Your goal: Repeat every record below exactly, but leave out any pictures.

The records:
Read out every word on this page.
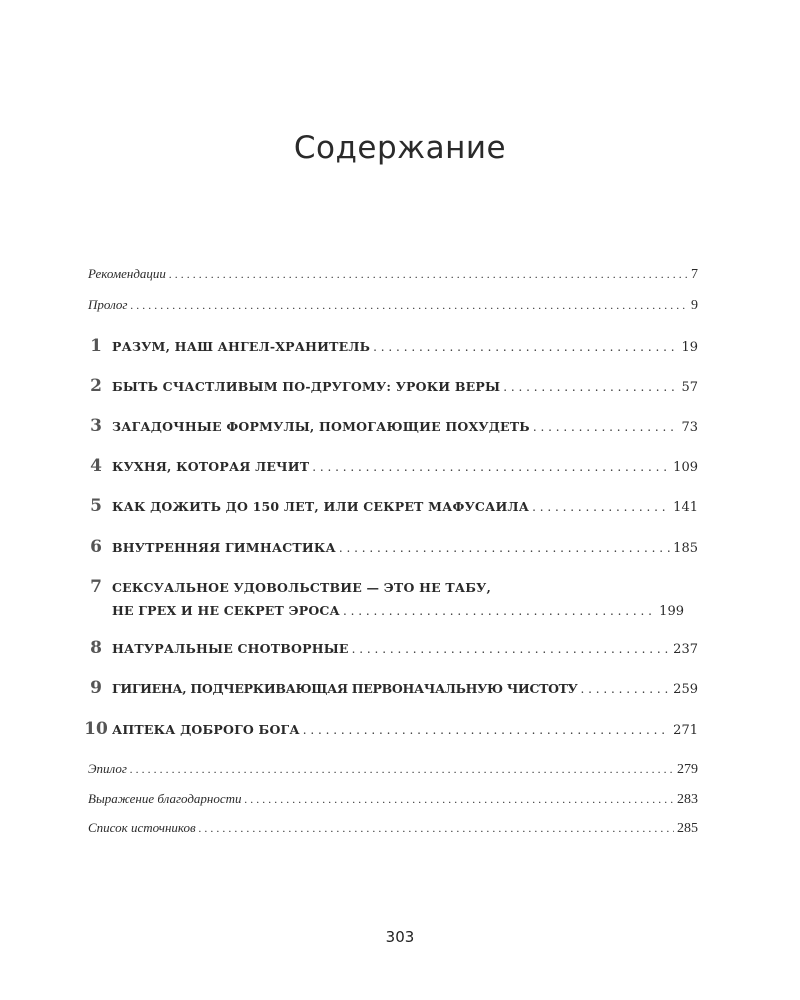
Содержание
Рекомендации . . .	7
Пролог . . .	9
1 РАЗУМ, НАШ АНГЕЛ-ХРАНИТЕЛЬ . . .	19
2 БЫТЬ СЧАСТЛИВЫМ ПО-ДРУГОМУ: УРОКИ ВЕРЫ . . .	57
3 ЗАГАДОЧНЫЕ ФОРМУЛЫ, ПОМОГАЮЩИЕ ПОХУДЕТЬ . . .	73
4 КУХНЯ, КОТОРАЯ ЛЕЧИТ . . .	109
5 КАК ДОЖИТЬ ДО 150 ЛЕТ, ИЛИ СЕКРЕТ МАФУСАИЛА . . .	141
6 ВНУТРЕННЯЯ ГИМНАСТИКА . . .	185
7 СЕКСУАЛЬНОЕ УДОВОЛЬСТВИЕ — ЭТО НЕ ТАБУ,
НЕ ГРЕХ И НЕ СЕКРЕТ ЭРОСА . . .	199
8 НАТУРАЛЬНЫЕ СНОТВОРНЫЕ . . .	237
9 ГИГИЕНА, ПОДЧЕРКИВАЮЩАЯ ПЕРВОНАЧАЛЬНУЮ ЧИСТОТУ . . .	259
10 АПТЕКА ДОБРОГО БОГА . . .	271
Эпилог . . .	279
Выражение благодарности . . .	283
Список источников . . .	285
303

Output:
Read out every word on this page.
Содержание
Рекомендации . . .	7
Пролог . . .	9
1 РАЗУМ, НАШ АНГЕЛ-ХРАНИТЕЛЬ . . .	19
2 БЫТЬ СЧАСТЛИВЫМ ПО-ДРУГОМУ: УРОКИ ВЕРЫ . . .	57
3 ЗАГАДОЧНЫЕ ФОРМУЛЫ, ПОМОГАЮЩИЕ ПОХУДЕТЬ . . .	73
4 КУХНЯ, КОТОРАЯ ЛЕЧИТ . . .	109
5 КАК ДОЖИТЬ ДО 150 ЛЕТ, ИЛИ СЕКРЕТ МАФУСАИЛА . . .	141
6 ВНУТРЕННЯЯ ГИМНАСТИКА . . .	185
7 СЕКСУАЛЬНОЕ УДОВОЛЬСТВИЕ — ЭТО НЕ ТАБУ,
НЕ ГРЕХ И НЕ СЕКРЕТ ЭРОСА . . .	199
8 НАТУРАЛЬНЫЕ СНОТВОРНЫЕ . . .	237
9 ГИГИЕНА, ПОДЧЕРКИВАЮЩАЯ ПЕРВОНАЧАЛЬНУЮ ЧИСТОТУ . . .	259
10 АПТЕКА ДОБРОГО БОГА . . .	271
Эпилог . . .	279
Выражение благодарности . . .	283
Список источников . . .	285
303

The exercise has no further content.